Written task
Search the listing below for "period". Copy each matching line.

Data for this exercise
= = = = = = =

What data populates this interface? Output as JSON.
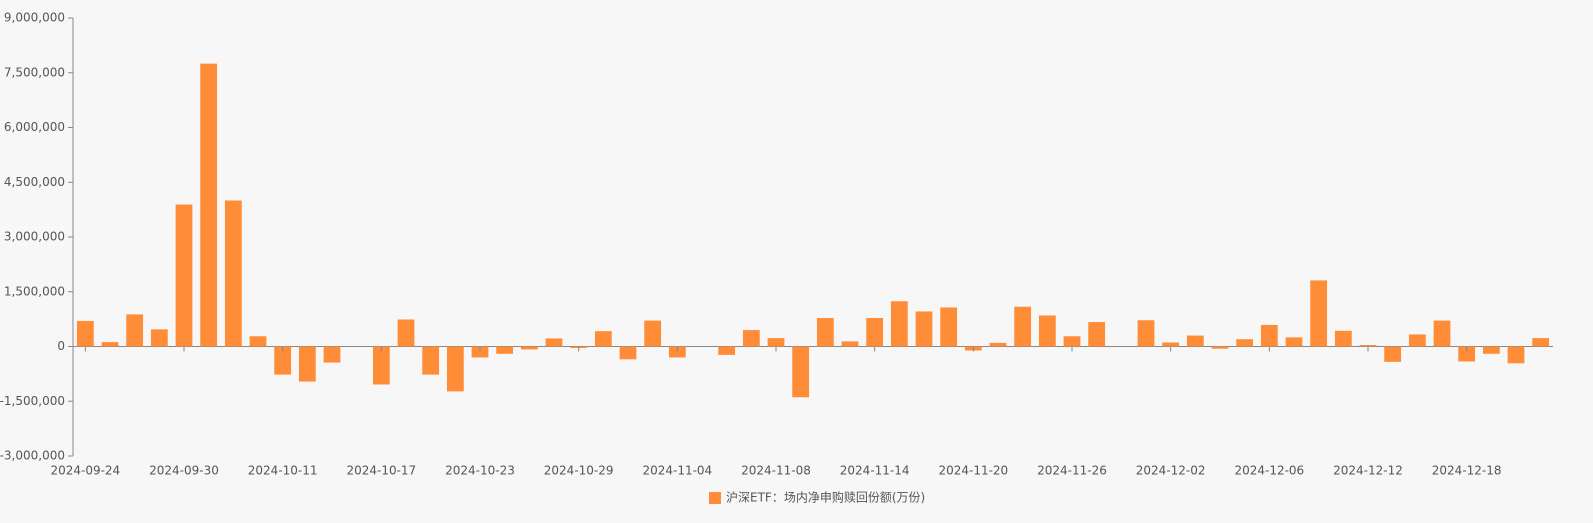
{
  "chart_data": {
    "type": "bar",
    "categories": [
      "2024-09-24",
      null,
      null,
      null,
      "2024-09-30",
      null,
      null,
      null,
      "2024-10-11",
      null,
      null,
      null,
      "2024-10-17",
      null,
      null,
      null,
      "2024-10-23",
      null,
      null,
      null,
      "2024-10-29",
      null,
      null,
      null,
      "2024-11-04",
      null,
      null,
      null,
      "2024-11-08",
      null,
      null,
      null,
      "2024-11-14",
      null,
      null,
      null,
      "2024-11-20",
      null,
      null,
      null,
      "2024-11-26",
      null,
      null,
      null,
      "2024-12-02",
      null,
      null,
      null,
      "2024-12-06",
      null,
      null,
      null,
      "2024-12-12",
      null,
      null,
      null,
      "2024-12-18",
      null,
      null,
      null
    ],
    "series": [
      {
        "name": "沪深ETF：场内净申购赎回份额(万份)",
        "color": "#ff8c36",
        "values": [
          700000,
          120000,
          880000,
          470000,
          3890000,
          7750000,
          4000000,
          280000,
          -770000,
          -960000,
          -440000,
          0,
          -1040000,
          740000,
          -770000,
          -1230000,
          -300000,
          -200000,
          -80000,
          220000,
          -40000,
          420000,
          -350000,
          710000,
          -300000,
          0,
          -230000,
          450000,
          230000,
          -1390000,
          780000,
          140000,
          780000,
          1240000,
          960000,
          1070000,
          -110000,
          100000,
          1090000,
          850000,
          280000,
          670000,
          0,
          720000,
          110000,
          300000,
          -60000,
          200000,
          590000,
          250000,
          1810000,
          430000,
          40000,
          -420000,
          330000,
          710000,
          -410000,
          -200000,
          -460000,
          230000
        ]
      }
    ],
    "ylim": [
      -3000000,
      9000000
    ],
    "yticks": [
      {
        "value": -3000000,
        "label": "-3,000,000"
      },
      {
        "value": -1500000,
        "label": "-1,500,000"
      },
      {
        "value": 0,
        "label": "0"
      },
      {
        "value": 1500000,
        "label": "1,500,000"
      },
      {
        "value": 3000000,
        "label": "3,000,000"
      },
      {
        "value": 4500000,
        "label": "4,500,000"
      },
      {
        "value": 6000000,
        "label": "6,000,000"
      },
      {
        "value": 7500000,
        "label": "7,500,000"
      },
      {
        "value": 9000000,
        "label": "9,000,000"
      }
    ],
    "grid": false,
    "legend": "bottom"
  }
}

= = = = = = =

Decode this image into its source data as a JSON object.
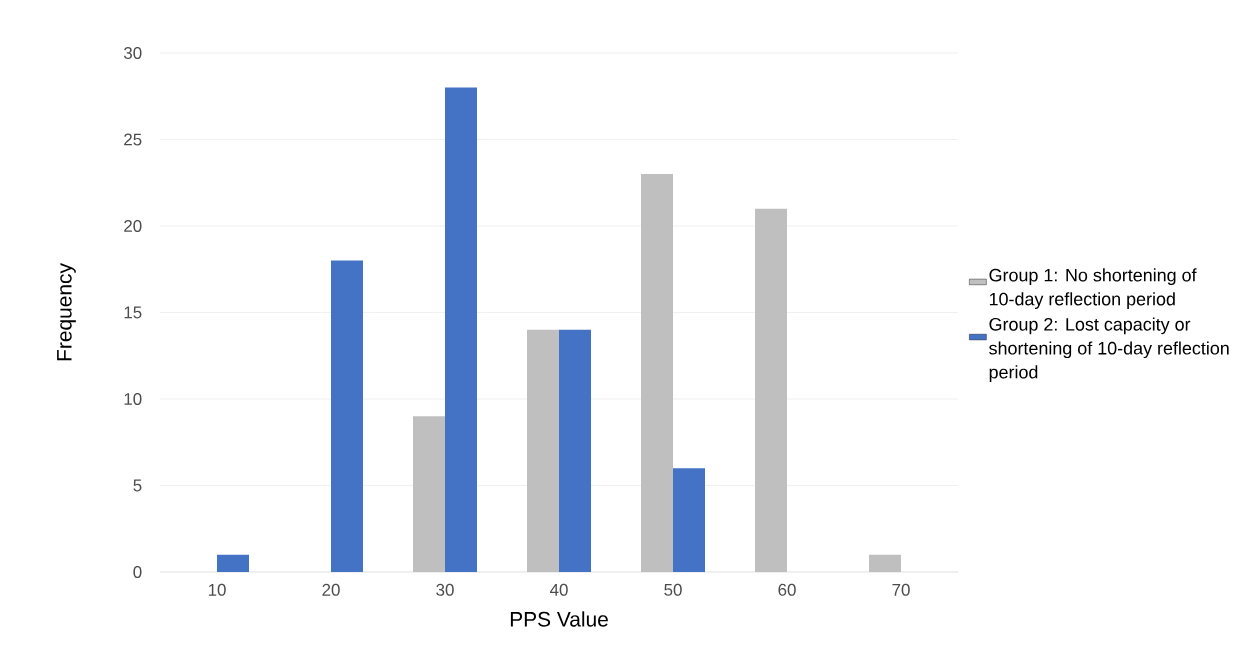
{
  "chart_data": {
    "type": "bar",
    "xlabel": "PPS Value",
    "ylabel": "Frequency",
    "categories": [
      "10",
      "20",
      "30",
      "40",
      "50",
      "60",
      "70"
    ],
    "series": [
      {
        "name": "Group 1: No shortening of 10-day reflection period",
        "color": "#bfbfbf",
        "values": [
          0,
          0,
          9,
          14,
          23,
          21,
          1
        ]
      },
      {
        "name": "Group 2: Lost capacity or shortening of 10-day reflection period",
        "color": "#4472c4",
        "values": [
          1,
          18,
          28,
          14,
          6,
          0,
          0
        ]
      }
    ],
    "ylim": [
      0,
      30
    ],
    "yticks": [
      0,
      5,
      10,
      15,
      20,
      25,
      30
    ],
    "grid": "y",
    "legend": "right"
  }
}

= = = = = = =

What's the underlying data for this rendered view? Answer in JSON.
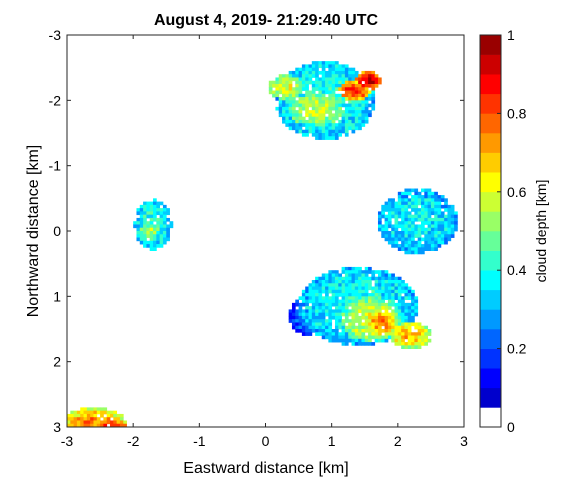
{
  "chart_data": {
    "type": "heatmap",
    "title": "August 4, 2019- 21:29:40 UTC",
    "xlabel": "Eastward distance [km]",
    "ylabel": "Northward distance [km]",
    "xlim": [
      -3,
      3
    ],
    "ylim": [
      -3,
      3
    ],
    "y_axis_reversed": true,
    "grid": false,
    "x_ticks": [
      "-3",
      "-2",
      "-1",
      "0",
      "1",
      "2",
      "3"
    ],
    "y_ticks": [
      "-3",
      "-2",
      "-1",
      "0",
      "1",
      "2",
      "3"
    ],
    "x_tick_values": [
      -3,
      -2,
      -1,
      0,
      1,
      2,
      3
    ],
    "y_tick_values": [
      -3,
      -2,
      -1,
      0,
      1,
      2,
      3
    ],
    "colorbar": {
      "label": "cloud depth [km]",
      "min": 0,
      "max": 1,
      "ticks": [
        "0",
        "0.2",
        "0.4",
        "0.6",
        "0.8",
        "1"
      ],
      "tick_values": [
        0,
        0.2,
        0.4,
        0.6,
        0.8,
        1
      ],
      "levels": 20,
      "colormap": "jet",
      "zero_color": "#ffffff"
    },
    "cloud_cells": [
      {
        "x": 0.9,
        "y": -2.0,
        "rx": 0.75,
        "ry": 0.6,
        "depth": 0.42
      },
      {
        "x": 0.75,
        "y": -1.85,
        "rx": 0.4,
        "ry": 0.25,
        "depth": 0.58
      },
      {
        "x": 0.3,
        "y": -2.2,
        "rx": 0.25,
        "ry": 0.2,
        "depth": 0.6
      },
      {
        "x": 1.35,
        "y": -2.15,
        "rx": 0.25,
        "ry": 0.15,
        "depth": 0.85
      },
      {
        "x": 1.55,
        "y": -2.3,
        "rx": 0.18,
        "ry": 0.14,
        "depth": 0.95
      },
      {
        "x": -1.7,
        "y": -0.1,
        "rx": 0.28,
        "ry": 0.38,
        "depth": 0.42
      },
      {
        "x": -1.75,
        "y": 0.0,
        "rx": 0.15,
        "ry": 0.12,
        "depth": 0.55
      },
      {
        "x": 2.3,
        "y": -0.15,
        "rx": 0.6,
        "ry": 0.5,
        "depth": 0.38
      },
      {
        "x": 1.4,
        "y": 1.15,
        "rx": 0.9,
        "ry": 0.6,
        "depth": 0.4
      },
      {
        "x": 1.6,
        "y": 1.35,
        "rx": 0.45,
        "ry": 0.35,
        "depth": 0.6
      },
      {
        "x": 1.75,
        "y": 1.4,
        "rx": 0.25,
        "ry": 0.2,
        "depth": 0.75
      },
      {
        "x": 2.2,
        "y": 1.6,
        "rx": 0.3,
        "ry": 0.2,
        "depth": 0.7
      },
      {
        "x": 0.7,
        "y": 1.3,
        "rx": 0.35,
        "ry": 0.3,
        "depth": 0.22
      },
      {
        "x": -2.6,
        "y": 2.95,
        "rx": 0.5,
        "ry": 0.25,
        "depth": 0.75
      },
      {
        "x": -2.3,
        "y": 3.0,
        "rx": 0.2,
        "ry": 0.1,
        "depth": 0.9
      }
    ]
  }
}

= = = = = = =

Exercise solution
        "name": "Group 1: No shortening of 10-day reflection period",
        "name": "Group 2: Lost capacity or shortening of 10-day reflection period",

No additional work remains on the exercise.